# What you are asked to do
What must be written out is each line from the one holding "Read out every word on this page." through the end of the records, word for word, minus any pictures.

# Input for this task
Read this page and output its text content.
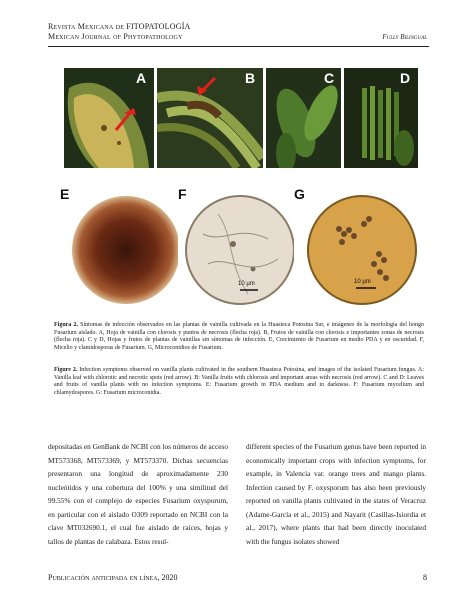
Revista Mexicana de FITOPATOLOGÍA
Mexican Journal of Phytopathology	Fully Bilingual
A	B	C	D
E	F
10 µm
G
10 µm
Figura 2. Síntomas de infección observados en las plantas de vainilla cultivada en la Huasteca Potosina Sur, e imágenes de la morfología del hongo Fusarium aislado. A, Hoja de vainilla con clorosis y puntos de necrosis (flecha roja). B, Frutos de vainilla con clorosis e importantes zonas de necrosis (flecha roja). C y D, Hojas y frutos de plantas de vainillas sin síntomas de infección. E, Crecimiento de Fusarium en medio PDA y en oscuridad. F, Micelio y clamidosporas de Fusarium. G, Microconidios de Fusarium.
Figure 2. Infection symptoms observed on vanilla plants cultivated in the southern Huasteca Potosina, and images of the isolated Fusarium fungus. A: Vanilla leaf with chlorotic and necrotic spots (red arrow). B: Vanilla fruits with chlorosis and important areas with necrosis (red arrow). C and D: Leaves and fruits of vanilla plants with no infection symptoms. E: Fusarium growth in PDA medium and in darkness. F: Fusarium mycelium and chlamydospores. G: Fusarium microconidia.
depositadas en GenBank de NCBI con los números de acceso MT573368, MT573369, y MT573370. Dichas secuencias presentaron una longitud de aproximadamente 230 nucleótidos y una cobertura del 100% y una similitud del 99.55% con el complejo de especies Fusarium oxysporum, en particular con el aislado O309 reportado en NCBI con la clave MT032690.1, el cual fue aislado de raíces, hojas y tallos de plantas de calabaza. Estos resul-
different species of the Fusarium genus have been reported in economically important crops with infection symptoms, for example, in Valencia var. orange trees and mango plants. Infection caused by F. oxysporum has also been previously reported on vanilla plants cultivated in the states of Veracruz (Adame-García et al., 2015) and Nayarit (Casillas-Isiordia et al., 2017), where plants that had been directly inoculated with the fungus isolates showed
Publicación anticipada en línea, 2020	8
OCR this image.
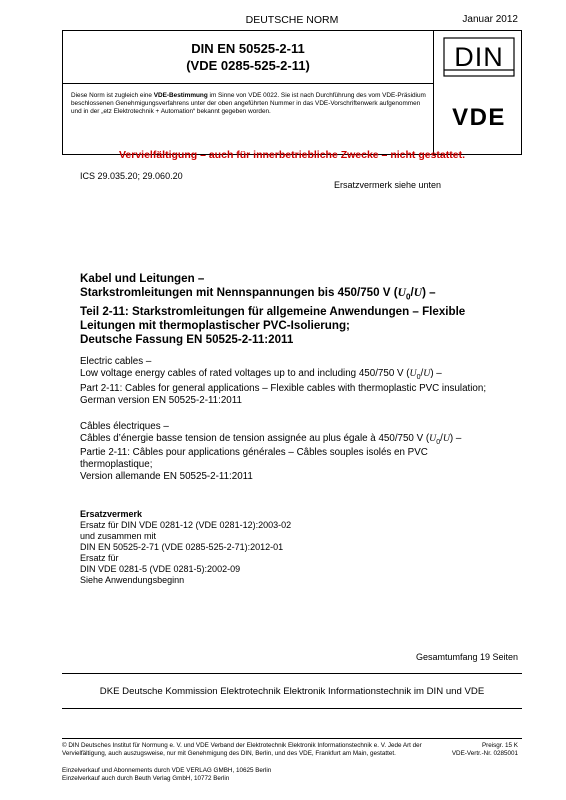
DEUTSCHE NORM	Januar 2012
DIN EN 50525-2-11
(VDE 0285-525-2-11)
Diese Norm ist zugleich eine VDE-Bestimmung im Sinne von VDE 0022. Sie ist nach Durchführung des vom VDE-Präsidium beschlossenen Genehmigungsverfahrens unter der oben angeführten Nummer in das VDE-Vorschriftenwerk aufgenommen und in der „etz Elektrotechnik + Automation“ bekannt gegeben worden.
DIN
VDE
Vervielfältigung – auch für innerbetriebliche Zwecke – nicht gestattet.
ICS 29.035.20; 29.060.20
Ersatzvermerk siehe unten
Kabel und Leitungen –
Starkstromleitungen mit Nennspannungen bis 450/750 V $(U_0/U)$ –
Teil 2-11: Starkstromleitungen für allgemeine Anwendungen – Flexible
Leitungen mit thermoplastischer PVC-Isolierung;
Deutsche Fassung EN 50525-2-11:2011
Electric cables –
Low voltage energy cables of rated voltages up to and including 450/750 V $(U_0/U)$ –
Part 2-11: Cables for general applications – Flexible cables with thermoplastic PVC insulation;
German version EN 50525-2-11:2011
Câbles électriques –
Câbles d’énergie basse tension de tension assignée au plus égale à 450/750 V $(U_0/U)$ –
Partie 2-11: Câbles pour applications générales – Câbles souples isolés en PVC
thermoplastique;
Version allemande EN 50525-2-11:2011
Ersatzvermerk
Ersatz für DIN VDE 0281-12 (VDE 0281-12):2003-02
und zusammen mit
DIN EN 50525-2-71 (VDE 0285-525-2-71):2012-01
Ersatz für
DIN VDE 0281-5 (VDE 0281-5):2002-09
Siehe Anwendungsbeginn
Gesamtumfang 19 Seiten
DKE Deutsche Kommission Elektrotechnik Elektronik Informationstechnik im DIN und VDE
© DIN Deutsches Institut für Normung e. V. und VDE Verband der Elektrotechnik Elektronik Informationstechnik e. V. Jede Art der Vervielfältigung, auch auszugsweise, nur mit Genehmigung des DIN, Berlin, und des VDE, Frankfurt am Main, gestattet.
Preisgr. 15 K
VDE-Vertr.-Nr. 0285001
Einzelverkauf und Abonnements durch VDE VERLAG GMBH, 10625 Berlin
Einzelverkauf auch durch Beuth Verlag GmbH, 10772 Berlin
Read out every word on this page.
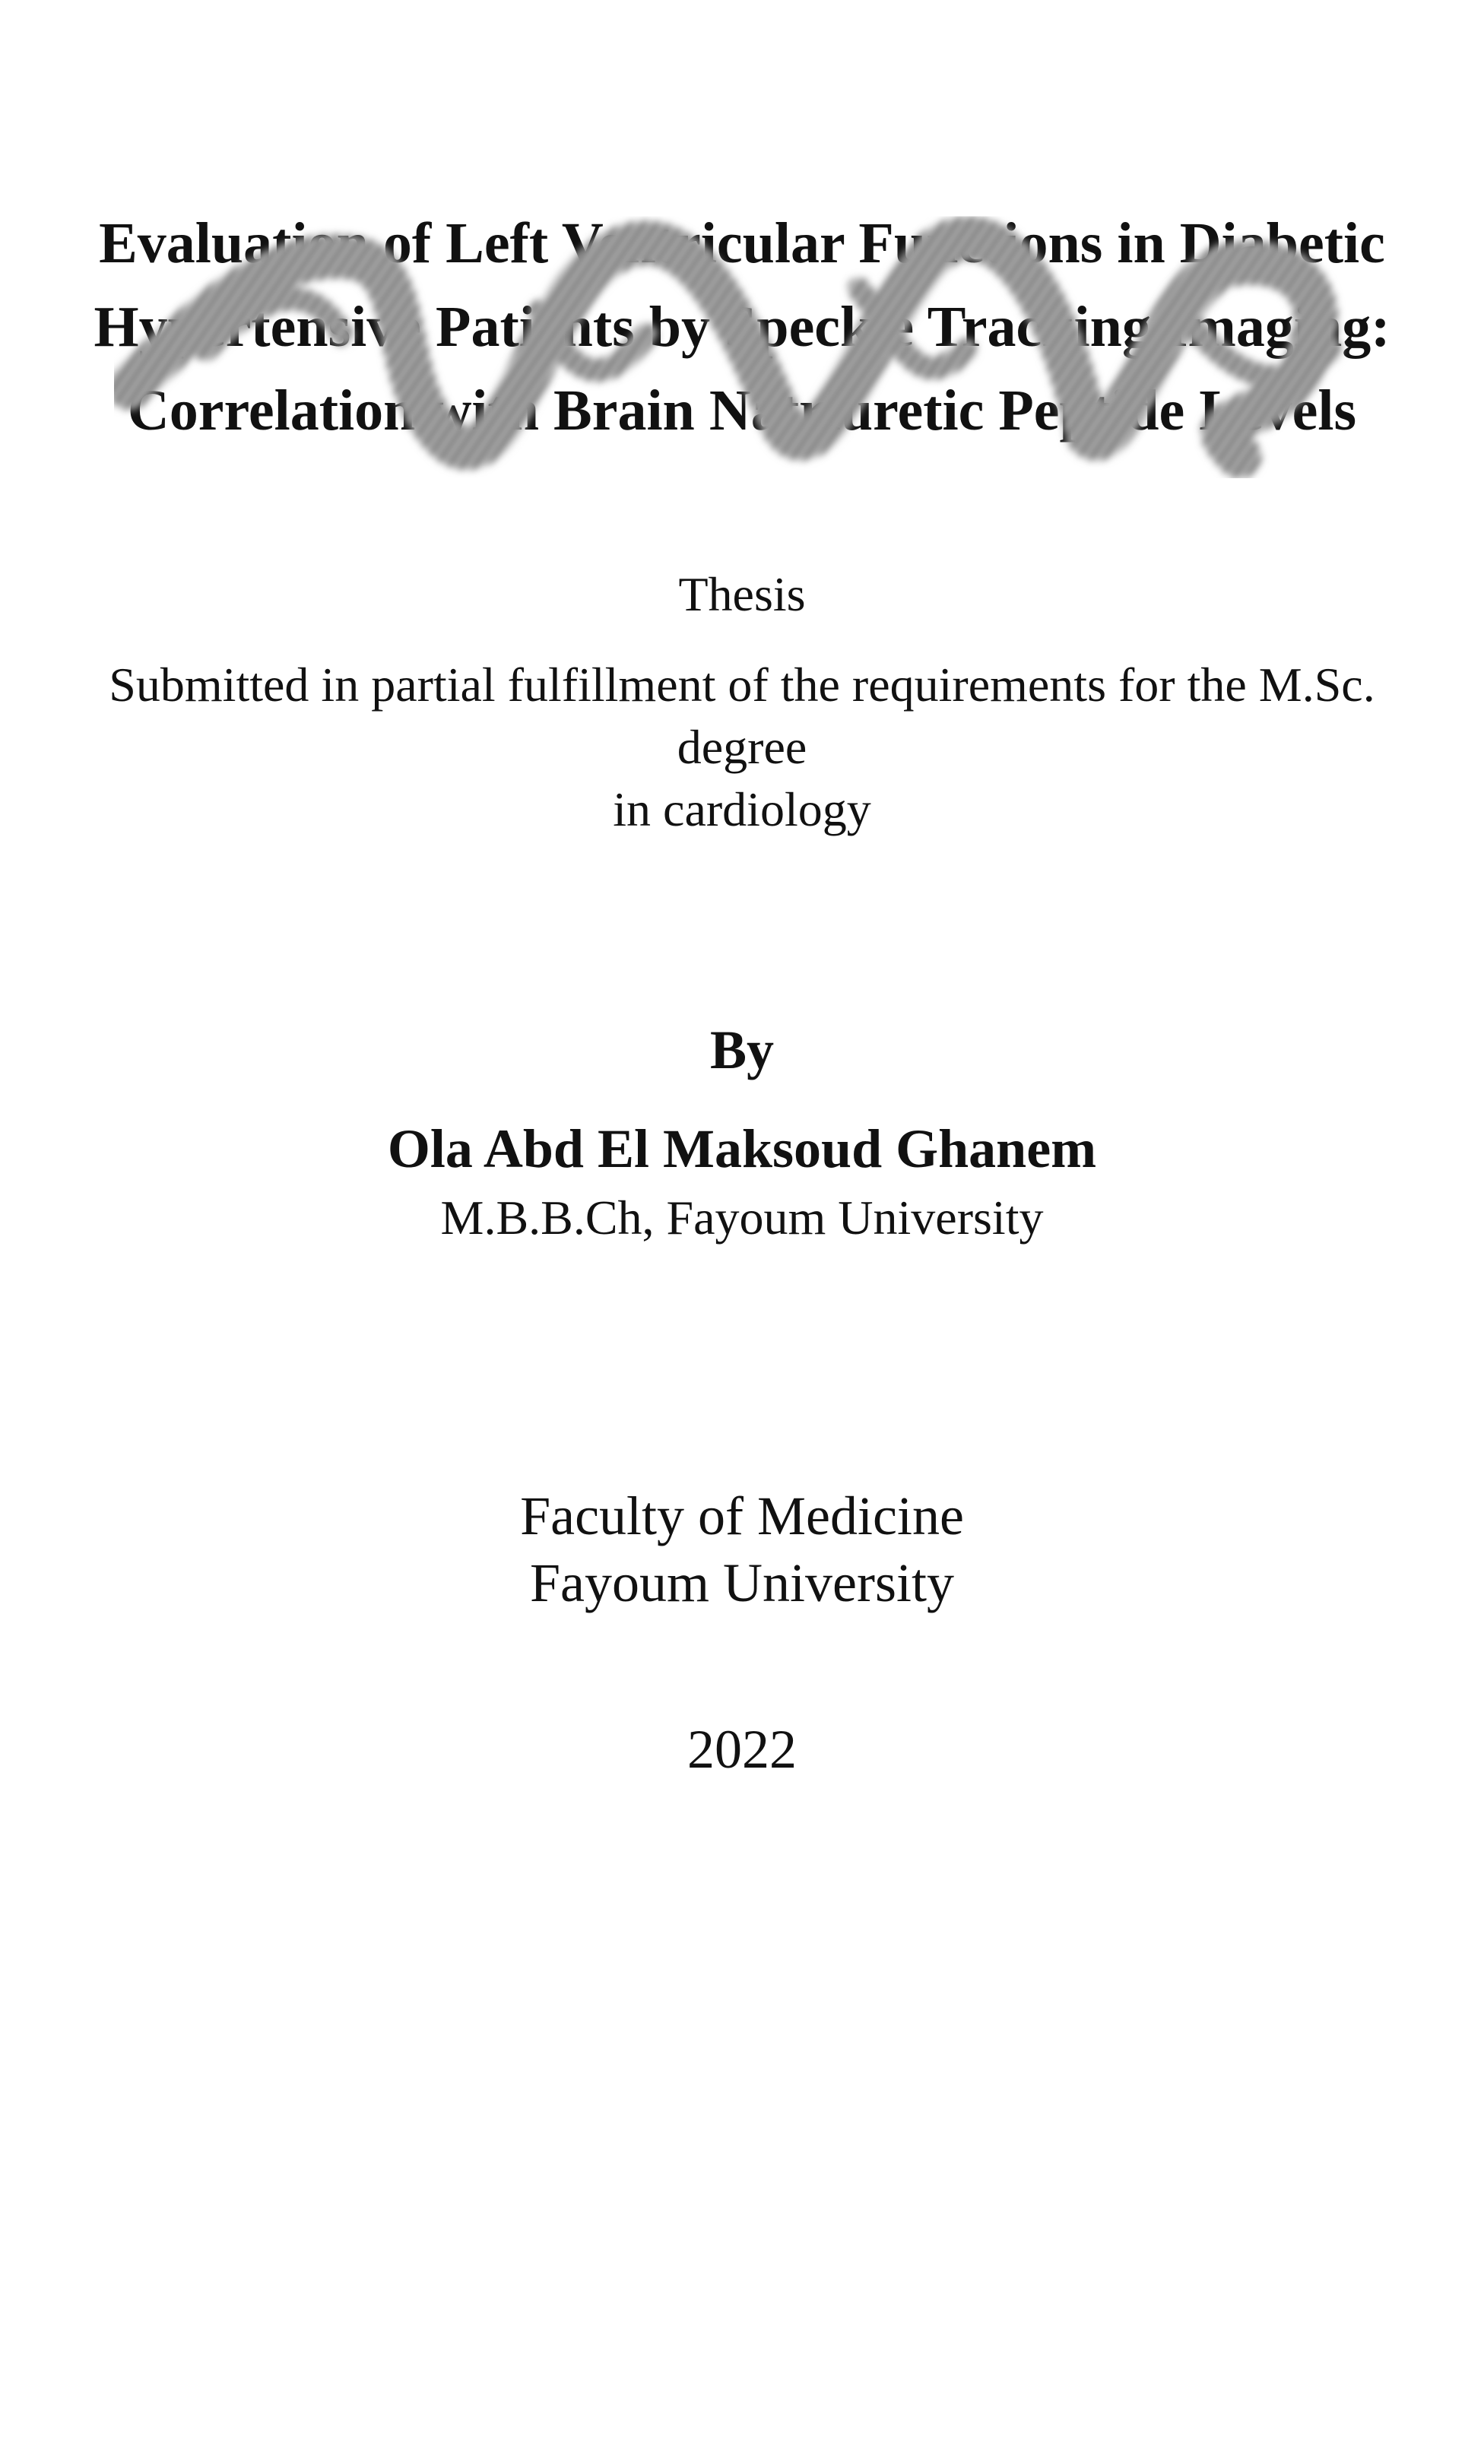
Evaluation of Left Ventricular Functions in Diabetic
Hypertensive Patients by Speckle Tracking Imaging:
Correlation with Brain Natriuretic Peptide Levels
Thesis
Submitted in partial fulfillment of the requirements for the M.Sc. degree
in cardiology
By
Ola Abd El Maksoud Ghanem
M.B.B.Ch, Fayoum University
Faculty of Medicine
Fayoum University
2022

# Answer section
Read out every word on this page.
Evaluation of Left Ventricular Functions in Diabetic
Hypertensive Patients by Speckle Tracking Imaging:
Correlation with Brain Natriuretic Peptide Levels
Thesis
Submitted in partial fulfillment of the requirements for the M.Sc. degree
in cardiology
By
Ola Abd El Maksoud Ghanem
M.B.B.Ch, Fayoum University
Faculty of Medicine
Fayoum University
2022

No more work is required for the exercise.